Copy out every line of each of the items below verbatim, changing nothing.

____ Data in this exercise

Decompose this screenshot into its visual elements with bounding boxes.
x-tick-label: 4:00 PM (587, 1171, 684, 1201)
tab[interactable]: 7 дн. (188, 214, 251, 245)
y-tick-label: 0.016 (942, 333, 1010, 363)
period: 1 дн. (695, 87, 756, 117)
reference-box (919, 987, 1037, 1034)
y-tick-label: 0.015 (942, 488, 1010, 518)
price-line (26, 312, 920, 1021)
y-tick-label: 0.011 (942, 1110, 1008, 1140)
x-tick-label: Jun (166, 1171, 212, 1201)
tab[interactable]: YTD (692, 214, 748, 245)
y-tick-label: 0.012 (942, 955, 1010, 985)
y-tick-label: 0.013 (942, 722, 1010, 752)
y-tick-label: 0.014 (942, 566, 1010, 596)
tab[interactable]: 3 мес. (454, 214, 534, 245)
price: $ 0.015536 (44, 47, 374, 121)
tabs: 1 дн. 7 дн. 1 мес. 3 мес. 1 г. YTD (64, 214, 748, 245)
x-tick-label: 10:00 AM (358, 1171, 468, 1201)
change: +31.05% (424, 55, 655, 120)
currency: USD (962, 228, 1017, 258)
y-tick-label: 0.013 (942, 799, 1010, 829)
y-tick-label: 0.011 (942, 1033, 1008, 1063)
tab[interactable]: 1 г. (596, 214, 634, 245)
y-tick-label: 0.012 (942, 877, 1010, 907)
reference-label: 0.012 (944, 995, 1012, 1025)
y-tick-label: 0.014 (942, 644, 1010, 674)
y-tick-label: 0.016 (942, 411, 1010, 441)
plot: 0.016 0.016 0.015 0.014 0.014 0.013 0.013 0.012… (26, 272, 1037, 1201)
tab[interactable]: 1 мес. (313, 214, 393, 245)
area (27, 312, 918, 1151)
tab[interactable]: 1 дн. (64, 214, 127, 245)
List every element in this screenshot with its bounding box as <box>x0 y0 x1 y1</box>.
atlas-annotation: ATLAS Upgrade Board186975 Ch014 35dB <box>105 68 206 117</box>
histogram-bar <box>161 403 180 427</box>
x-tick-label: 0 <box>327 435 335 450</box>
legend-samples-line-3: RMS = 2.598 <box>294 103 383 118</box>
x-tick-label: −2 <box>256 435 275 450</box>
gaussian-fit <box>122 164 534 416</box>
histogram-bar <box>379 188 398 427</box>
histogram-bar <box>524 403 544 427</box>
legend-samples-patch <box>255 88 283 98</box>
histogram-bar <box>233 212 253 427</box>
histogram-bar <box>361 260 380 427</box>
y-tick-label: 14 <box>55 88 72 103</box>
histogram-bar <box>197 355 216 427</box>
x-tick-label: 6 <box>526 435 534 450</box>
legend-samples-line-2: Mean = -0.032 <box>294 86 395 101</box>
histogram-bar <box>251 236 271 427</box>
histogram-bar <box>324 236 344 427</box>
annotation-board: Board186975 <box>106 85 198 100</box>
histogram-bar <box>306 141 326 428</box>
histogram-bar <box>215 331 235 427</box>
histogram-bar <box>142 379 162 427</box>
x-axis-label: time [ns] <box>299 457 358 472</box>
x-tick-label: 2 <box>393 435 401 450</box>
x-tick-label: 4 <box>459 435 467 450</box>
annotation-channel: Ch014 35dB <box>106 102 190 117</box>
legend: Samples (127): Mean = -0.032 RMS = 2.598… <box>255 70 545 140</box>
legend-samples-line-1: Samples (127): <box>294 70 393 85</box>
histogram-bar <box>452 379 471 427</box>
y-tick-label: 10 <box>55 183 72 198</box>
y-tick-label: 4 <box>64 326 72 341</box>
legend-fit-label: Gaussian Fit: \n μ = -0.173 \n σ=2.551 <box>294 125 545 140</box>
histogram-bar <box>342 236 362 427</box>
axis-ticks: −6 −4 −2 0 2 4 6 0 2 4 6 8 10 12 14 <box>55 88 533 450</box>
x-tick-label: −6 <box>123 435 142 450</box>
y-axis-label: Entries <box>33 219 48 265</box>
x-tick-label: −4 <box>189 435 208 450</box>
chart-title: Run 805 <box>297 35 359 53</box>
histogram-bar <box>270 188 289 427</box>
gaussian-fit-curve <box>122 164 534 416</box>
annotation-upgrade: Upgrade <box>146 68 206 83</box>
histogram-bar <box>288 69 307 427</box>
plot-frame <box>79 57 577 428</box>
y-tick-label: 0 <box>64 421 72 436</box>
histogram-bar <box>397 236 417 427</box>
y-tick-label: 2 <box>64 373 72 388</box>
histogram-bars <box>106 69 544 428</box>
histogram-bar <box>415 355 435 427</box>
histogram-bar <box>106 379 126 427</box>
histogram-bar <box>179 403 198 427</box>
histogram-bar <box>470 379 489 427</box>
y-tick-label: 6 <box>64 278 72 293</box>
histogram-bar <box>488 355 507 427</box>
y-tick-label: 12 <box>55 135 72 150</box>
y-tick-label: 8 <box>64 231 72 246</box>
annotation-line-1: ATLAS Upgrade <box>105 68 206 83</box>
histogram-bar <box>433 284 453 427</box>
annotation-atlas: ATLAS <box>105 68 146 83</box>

________

Correct response
Decompose this screenshot into its visual elements with bounding boxes.
x-tick-label: 4:00 PM (587, 1171, 684, 1201)
tab[interactable]: 7 дн. (188, 214, 251, 245)
y-tick-label: 0.016 (942, 333, 1010, 363)
period: 1 дн. (695, 87, 756, 117)
reference-box (919, 987, 1037, 1034)
y-tick-label: 0.015 (942, 488, 1010, 518)
price-line (26, 312, 920, 1021)
y-tick-label: 0.011 (942, 1110, 1008, 1140)
x-tick-label: Jun (166, 1171, 212, 1201)
tab[interactable]: YTD (692, 214, 748, 245)
y-tick-label: 0.012 (942, 955, 1010, 985)
y-tick-label: 0.013 (942, 722, 1010, 752)
y-tick-label: 0.014 (942, 566, 1010, 596)
tab[interactable]: 3 мес. (454, 214, 534, 245)
price: $ 0.015536 (44, 47, 374, 121)
tabs: 1 дн. 7 дн. 1 мес. 3 мес. 1 г. YTD (64, 214, 748, 245)
x-tick-label: 10:00 AM (358, 1171, 468, 1201)
change: +31.05% (424, 55, 655, 120)
currency: USD (962, 228, 1017, 258)
y-tick-label: 0.013 (942, 799, 1010, 829)
y-tick-label: 0.011 (942, 1033, 1008, 1063)
tab[interactable]: 1 г. (596, 214, 634, 245)
y-tick-label: 0.012 (942, 877, 1010, 907)
reference-label: 0.012 (944, 995, 1012, 1025)
y-tick-label: 0.014 (942, 644, 1010, 674)
y-tick-label: 0.016 (942, 411, 1010, 441)
plot: 0.016 0.016 0.015 0.014 0.014 0.013 0.013 0.012… (26, 272, 1037, 1201)
tab[interactable]: 1 мес. (313, 214, 393, 245)
area (27, 312, 918, 1151)
tab[interactable]: 1 дн. (64, 214, 127, 245)
List every element in this screenshot with its bounding box as <box>x0 y0 x1 y1</box>.
atlas-annotation: ATLAS Upgrade Board186975 Ch014 35dB <box>105 68 206 117</box>
histogram-bar <box>161 403 180 427</box>
x-tick-label: 0 <box>327 435 335 450</box>
legend-samples-line-3: RMS = 2.598 <box>294 103 383 118</box>
x-tick-label: −2 <box>256 435 275 450</box>
gaussian-fit <box>122 164 534 416</box>
histogram-bar <box>379 188 398 427</box>
histogram-bar <box>524 403 544 427</box>
legend-samples-patch <box>255 88 283 98</box>
histogram-bar <box>233 212 253 427</box>
histogram-bar <box>361 260 380 427</box>
y-tick-label: 14 <box>55 88 72 103</box>
histogram-bar <box>197 355 216 427</box>
x-tick-label: 6 <box>526 435 534 450</box>
legend-samples-line-2: Mean = -0.032 <box>294 86 395 101</box>
histogram-bar <box>251 236 271 427</box>
histogram-bar <box>324 236 344 427</box>
annotation-board: Board186975 <box>106 85 198 100</box>
histogram-bar <box>306 141 326 428</box>
histogram-bar <box>215 331 235 427</box>
histogram-bar <box>142 379 162 427</box>
x-axis-label: time [ns] <box>299 457 358 472</box>
x-tick-label: 2 <box>393 435 401 450</box>
x-tick-label: 4 <box>459 435 467 450</box>
annotation-channel: Ch014 35dB <box>106 102 190 117</box>
legend: Samples (127): Mean = -0.032 RMS = 2.598… <box>255 70 545 140</box>
legend-samples-line-1: Samples (127): <box>294 70 393 85</box>
histogram-bar <box>452 379 471 427</box>
y-tick-label: 10 <box>55 183 72 198</box>
y-tick-label: 4 <box>64 326 72 341</box>
legend-fit-label: Gaussian Fit: \n μ = -0.173 \n σ=2.551 <box>294 125 545 140</box>
histogram-bar <box>342 236 362 427</box>
axis-ticks: −6 −4 −2 0 2 4 6 0 2 4 6 8 10 12 14 <box>55 88 533 450</box>
x-tick-label: −6 <box>123 435 142 450</box>
y-axis-label: Entries <box>33 219 48 265</box>
x-tick-label: −4 <box>189 435 208 450</box>
chart-title: Run 805 <box>297 35 359 53</box>
histogram-bar <box>270 188 289 427</box>
gaussian-fit-curve <box>122 164 534 416</box>
annotation-upgrade: Upgrade <box>146 68 206 83</box>
histogram-bar <box>288 69 307 427</box>
plot-frame <box>79 57 577 428</box>
y-tick-label: 0 <box>64 421 72 436</box>
histogram-bar <box>397 236 417 427</box>
y-tick-label: 2 <box>64 373 72 388</box>
histogram-bars <box>106 69 544 428</box>
histogram-bar <box>415 355 435 427</box>
histogram-bar <box>106 379 126 427</box>
histogram-bar <box>179 403 198 427</box>
histogram-bar <box>470 379 489 427</box>
y-tick-label: 6 <box>64 278 72 293</box>
histogram-bar <box>488 355 507 427</box>
y-tick-label: 12 <box>55 135 72 150</box>
y-tick-label: 8 <box>64 231 72 246</box>
annotation-line-1: ATLAS Upgrade <box>105 68 206 83</box>
histogram-bar <box>433 284 453 427</box>
annotation-atlas: ATLAS <box>105 68 146 83</box>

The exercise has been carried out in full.